## start

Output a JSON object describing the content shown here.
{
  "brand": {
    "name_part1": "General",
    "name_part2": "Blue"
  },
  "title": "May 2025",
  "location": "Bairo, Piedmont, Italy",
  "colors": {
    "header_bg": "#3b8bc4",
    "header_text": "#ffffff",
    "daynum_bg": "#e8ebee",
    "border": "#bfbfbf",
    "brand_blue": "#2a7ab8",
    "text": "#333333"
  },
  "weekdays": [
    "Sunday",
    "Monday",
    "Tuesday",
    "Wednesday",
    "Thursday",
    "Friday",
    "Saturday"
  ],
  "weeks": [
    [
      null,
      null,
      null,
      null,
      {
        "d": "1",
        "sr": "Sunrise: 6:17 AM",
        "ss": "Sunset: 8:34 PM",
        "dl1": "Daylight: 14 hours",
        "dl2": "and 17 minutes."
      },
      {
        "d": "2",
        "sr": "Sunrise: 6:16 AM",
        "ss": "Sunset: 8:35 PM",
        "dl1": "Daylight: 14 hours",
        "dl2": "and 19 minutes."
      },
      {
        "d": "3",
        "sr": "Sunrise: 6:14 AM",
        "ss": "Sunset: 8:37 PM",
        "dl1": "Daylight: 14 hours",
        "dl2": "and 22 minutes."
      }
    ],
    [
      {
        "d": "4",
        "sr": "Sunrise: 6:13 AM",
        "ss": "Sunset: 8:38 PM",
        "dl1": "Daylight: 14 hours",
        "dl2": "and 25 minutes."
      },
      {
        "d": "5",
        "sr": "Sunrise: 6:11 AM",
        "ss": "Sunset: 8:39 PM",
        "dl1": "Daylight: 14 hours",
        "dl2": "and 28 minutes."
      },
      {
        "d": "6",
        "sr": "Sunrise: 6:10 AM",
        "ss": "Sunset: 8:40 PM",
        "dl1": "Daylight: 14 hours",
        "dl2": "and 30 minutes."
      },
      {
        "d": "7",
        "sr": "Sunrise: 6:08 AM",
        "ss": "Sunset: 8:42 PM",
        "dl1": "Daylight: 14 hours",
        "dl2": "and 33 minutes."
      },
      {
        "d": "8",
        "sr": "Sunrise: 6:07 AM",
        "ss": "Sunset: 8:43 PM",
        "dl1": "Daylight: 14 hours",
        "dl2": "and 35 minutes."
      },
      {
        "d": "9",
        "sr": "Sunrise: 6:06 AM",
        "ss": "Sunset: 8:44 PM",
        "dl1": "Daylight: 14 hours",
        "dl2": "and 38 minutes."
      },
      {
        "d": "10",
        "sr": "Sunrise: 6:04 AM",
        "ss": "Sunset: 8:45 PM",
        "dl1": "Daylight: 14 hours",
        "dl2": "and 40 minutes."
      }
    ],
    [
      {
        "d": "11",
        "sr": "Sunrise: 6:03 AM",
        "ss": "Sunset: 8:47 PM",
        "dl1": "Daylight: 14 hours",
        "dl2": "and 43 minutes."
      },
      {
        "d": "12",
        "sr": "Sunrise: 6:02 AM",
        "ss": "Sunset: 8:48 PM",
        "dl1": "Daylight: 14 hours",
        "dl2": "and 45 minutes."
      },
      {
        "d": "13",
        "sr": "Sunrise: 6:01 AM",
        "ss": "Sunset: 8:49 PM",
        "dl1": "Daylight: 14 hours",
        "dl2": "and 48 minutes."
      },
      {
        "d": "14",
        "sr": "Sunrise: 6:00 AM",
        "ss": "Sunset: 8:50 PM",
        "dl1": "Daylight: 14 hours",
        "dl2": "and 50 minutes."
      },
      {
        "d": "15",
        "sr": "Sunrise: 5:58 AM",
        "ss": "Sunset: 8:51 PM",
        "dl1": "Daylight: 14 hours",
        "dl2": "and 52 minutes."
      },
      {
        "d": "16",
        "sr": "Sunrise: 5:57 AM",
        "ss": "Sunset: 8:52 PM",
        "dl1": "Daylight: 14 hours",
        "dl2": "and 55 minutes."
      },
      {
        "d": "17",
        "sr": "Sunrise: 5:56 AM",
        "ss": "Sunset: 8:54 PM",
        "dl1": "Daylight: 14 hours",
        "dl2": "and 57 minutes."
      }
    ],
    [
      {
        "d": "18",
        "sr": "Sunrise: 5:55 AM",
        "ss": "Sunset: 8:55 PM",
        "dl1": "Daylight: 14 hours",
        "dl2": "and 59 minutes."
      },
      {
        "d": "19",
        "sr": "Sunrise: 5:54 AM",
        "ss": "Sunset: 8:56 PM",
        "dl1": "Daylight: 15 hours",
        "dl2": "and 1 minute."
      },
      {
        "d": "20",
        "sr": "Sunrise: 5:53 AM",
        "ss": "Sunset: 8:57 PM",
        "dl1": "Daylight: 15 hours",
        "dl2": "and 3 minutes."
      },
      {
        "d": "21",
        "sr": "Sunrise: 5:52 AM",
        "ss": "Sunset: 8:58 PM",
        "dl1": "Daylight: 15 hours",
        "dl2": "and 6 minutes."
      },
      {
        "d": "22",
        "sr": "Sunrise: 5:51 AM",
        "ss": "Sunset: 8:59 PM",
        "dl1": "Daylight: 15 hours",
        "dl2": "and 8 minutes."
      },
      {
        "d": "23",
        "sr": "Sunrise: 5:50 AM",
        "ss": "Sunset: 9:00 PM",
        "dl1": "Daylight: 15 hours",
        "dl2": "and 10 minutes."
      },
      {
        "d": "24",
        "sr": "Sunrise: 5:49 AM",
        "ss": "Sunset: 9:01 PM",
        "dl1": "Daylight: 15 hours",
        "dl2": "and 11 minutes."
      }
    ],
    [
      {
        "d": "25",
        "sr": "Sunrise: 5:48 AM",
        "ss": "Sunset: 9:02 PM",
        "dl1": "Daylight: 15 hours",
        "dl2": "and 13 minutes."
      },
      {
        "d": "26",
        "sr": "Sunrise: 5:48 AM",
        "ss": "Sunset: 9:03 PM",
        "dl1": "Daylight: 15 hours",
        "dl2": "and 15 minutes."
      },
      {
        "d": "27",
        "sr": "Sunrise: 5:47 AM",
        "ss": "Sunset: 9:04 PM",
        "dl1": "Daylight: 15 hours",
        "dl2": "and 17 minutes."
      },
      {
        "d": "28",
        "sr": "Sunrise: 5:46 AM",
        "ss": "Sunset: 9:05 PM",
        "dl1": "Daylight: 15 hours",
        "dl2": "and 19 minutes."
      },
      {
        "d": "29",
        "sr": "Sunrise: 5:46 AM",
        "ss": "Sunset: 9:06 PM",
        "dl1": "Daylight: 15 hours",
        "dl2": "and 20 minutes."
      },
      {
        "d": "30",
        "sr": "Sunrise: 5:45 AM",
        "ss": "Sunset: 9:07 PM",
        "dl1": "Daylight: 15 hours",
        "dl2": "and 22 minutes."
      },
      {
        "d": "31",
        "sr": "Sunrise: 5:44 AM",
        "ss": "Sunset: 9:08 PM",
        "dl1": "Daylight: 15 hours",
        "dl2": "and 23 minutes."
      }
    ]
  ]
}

## end

# Set task:
Send back all of the entries exactly, with nothing missing.

# Complete answer:
Output a JSON object describing the content shown here.
{
  "brand": {
    "name_part1": "General",
    "name_part2": "Blue"
  },
  "title": "May 2025",
  "location": "Bairo, Piedmont, Italy",
  "colors": {
    "header_bg": "#3b8bc4",
    "header_text": "#ffffff",
    "daynum_bg": "#e8ebee",
    "border": "#bfbfbf",
    "brand_blue": "#2a7ab8",
    "text": "#333333"
  },
  "weekdays": [
    "Sunday",
    "Monday",
    "Tuesday",
    "Wednesday",
    "Thursday",
    "Friday",
    "Saturday"
  ],
  "weeks": [
    [
      null,
      null,
      null,
      null,
      {
        "d": "1",
        "sr": "Sunrise: 6:17 AM",
        "ss": "Sunset: 8:34 PM",
        "dl1": "Daylight: 14 hours",
        "dl2": "and 17 minutes."
      },
      {
        "d": "2",
        "sr": "Sunrise: 6:16 AM",
        "ss": "Sunset: 8:35 PM",
        "dl1": "Daylight: 14 hours",
        "dl2": "and 19 minutes."
      },
      {
        "d": "3",
        "sr": "Sunrise: 6:14 AM",
        "ss": "Sunset: 8:37 PM",
        "dl1": "Daylight: 14 hours",
        "dl2": "and 22 minutes."
      }
    ],
    [
      {
        "d": "4",
        "sr": "Sunrise: 6:13 AM",
        "ss": "Sunset: 8:38 PM",
        "dl1": "Daylight: 14 hours",
        "dl2": "and 25 minutes."
      },
      {
        "d": "5",
        "sr": "Sunrise: 6:11 AM",
        "ss": "Sunset: 8:39 PM",
        "dl1": "Daylight: 14 hours",
        "dl2": "and 28 minutes."
      },
      {
        "d": "6",
        "sr": "Sunrise: 6:10 AM",
        "ss": "Sunset: 8:40 PM",
        "dl1": "Daylight: 14 hours",
        "dl2": "and 30 minutes."
      },
      {
        "d": "7",
        "sr": "Sunrise: 6:08 AM",
        "ss": "Sunset: 8:42 PM",
        "dl1": "Daylight: 14 hours",
        "dl2": "and 33 minutes."
      },
      {
        "d": "8",
        "sr": "Sunrise: 6:07 AM",
        "ss": "Sunset: 8:43 PM",
        "dl1": "Daylight: 14 hours",
        "dl2": "and 35 minutes."
      },
      {
        "d": "9",
        "sr": "Sunrise: 6:06 AM",
        "ss": "Sunset: 8:44 PM",
        "dl1": "Daylight: 14 hours",
        "dl2": "and 38 minutes."
      },
      {
        "d": "10",
        "sr": "Sunrise: 6:04 AM",
        "ss": "Sunset: 8:45 PM",
        "dl1": "Daylight: 14 hours",
        "dl2": "and 40 minutes."
      }
    ],
    [
      {
        "d": "11",
        "sr": "Sunrise: 6:03 AM",
        "ss": "Sunset: 8:47 PM",
        "dl1": "Daylight: 14 hours",
        "dl2": "and 43 minutes."
      },
      {
        "d": "12",
        "sr": "Sunrise: 6:02 AM",
        "ss": "Sunset: 8:48 PM",
        "dl1": "Daylight: 14 hours",
        "dl2": "and 45 minutes."
      },
      {
        "d": "13",
        "sr": "Sunrise: 6:01 AM",
        "ss": "Sunset: 8:49 PM",
        "dl1": "Daylight: 14 hours",
        "dl2": "and 48 minutes."
      },
      {
        "d": "14",
        "sr": "Sunrise: 6:00 AM",
        "ss": "Sunset: 8:50 PM",
        "dl1": "Daylight: 14 hours",
        "dl2": "and 50 minutes."
      },
      {
        "d": "15",
        "sr": "Sunrise: 5:58 AM",
        "ss": "Sunset: 8:51 PM",
        "dl1": "Daylight: 14 hours",
        "dl2": "and 52 minutes."
      },
      {
        "d": "16",
        "sr": "Sunrise: 5:57 AM",
        "ss": "Sunset: 8:52 PM",
        "dl1": "Daylight: 14 hours",
        "dl2": "and 55 minutes."
      },
      {
        "d": "17",
        "sr": "Sunrise: 5:56 AM",
        "ss": "Sunset: 8:54 PM",
        "dl1": "Daylight: 14 hours",
        "dl2": "and 57 minutes."
      }
    ],
    [
      {
        "d": "18",
        "sr": "Sunrise: 5:55 AM",
        "ss": "Sunset: 8:55 PM",
        "dl1": "Daylight: 14 hours",
        "dl2": "and 59 minutes."
      },
      {
        "d": "19",
        "sr": "Sunrise: 5:54 AM",
        "ss": "Sunset: 8:56 PM",
        "dl1": "Daylight: 15 hours",
        "dl2": "and 1 minute."
      },
      {
        "d": "20",
        "sr": "Sunrise: 5:53 AM",
        "ss": "Sunset: 8:57 PM",
        "dl1": "Daylight: 15 hours",
        "dl2": "and 3 minutes."
      },
      {
        "d": "21",
        "sr": "Sunrise: 5:52 AM",
        "ss": "Sunset: 8:58 PM",
        "dl1": "Daylight: 15 hours",
        "dl2": "and 6 minutes."
      },
      {
        "d": "22",
        "sr": "Sunrise: 5:51 AM",
        "ss": "Sunset: 8:59 PM",
        "dl1": "Daylight: 15 hours",
        "dl2": "and 8 minutes."
      },
      {
        "d": "23",
        "sr": "Sunrise: 5:50 AM",
        "ss": "Sunset: 9:00 PM",
        "dl1": "Daylight: 15 hours",
        "dl2": "and 10 minutes."
      },
      {
        "d": "24",
        "sr": "Sunrise: 5:49 AM",
        "ss": "Sunset: 9:01 PM",
        "dl1": "Daylight: 15 hours",
        "dl2": "and 11 minutes."
      }
    ],
    [
      {
        "d": "25",
        "sr": "Sunrise: 5:48 AM",
        "ss": "Sunset: 9:02 PM",
        "dl1": "Daylight: 15 hours",
        "dl2": "and 13 minutes."
      },
      {
        "d": "26",
        "sr": "Sunrise: 5:48 AM",
        "ss": "Sunset: 9:03 PM",
        "dl1": "Daylight: 15 hours",
        "dl2": "and 15 minutes."
      },
      {
        "d": "27",
        "sr": "Sunrise: 5:47 AM",
        "ss": "Sunset: 9:04 PM",
        "dl1": "Daylight: 15 hours",
        "dl2": "and 17 minutes."
      },
      {
        "d": "28",
        "sr": "Sunrise: 5:46 AM",
        "ss": "Sunset: 9:05 PM",
        "dl1": "Daylight: 15 hours",
        "dl2": "and 19 minutes."
      },
      {
        "d": "29",
        "sr": "Sunrise: 5:46 AM",
        "ss": "Sunset: 9:06 PM",
        "dl1": "Daylight: 15 hours",
        "dl2": "and 20 minutes."
      },
      {
        "d": "30",
        "sr": "Sunrise: 5:45 AM",
        "ss": "Sunset: 9:07 PM",
        "dl1": "Daylight: 15 hours",
        "dl2": "and 22 minutes."
      },
      {
        "d": "31",
        "sr": "Sunrise: 5:44 AM",
        "ss": "Sunset: 9:08 PM",
        "dl1": "Daylight: 15 hours",
        "dl2": "and 23 minutes."
      }
    ]
  ]
}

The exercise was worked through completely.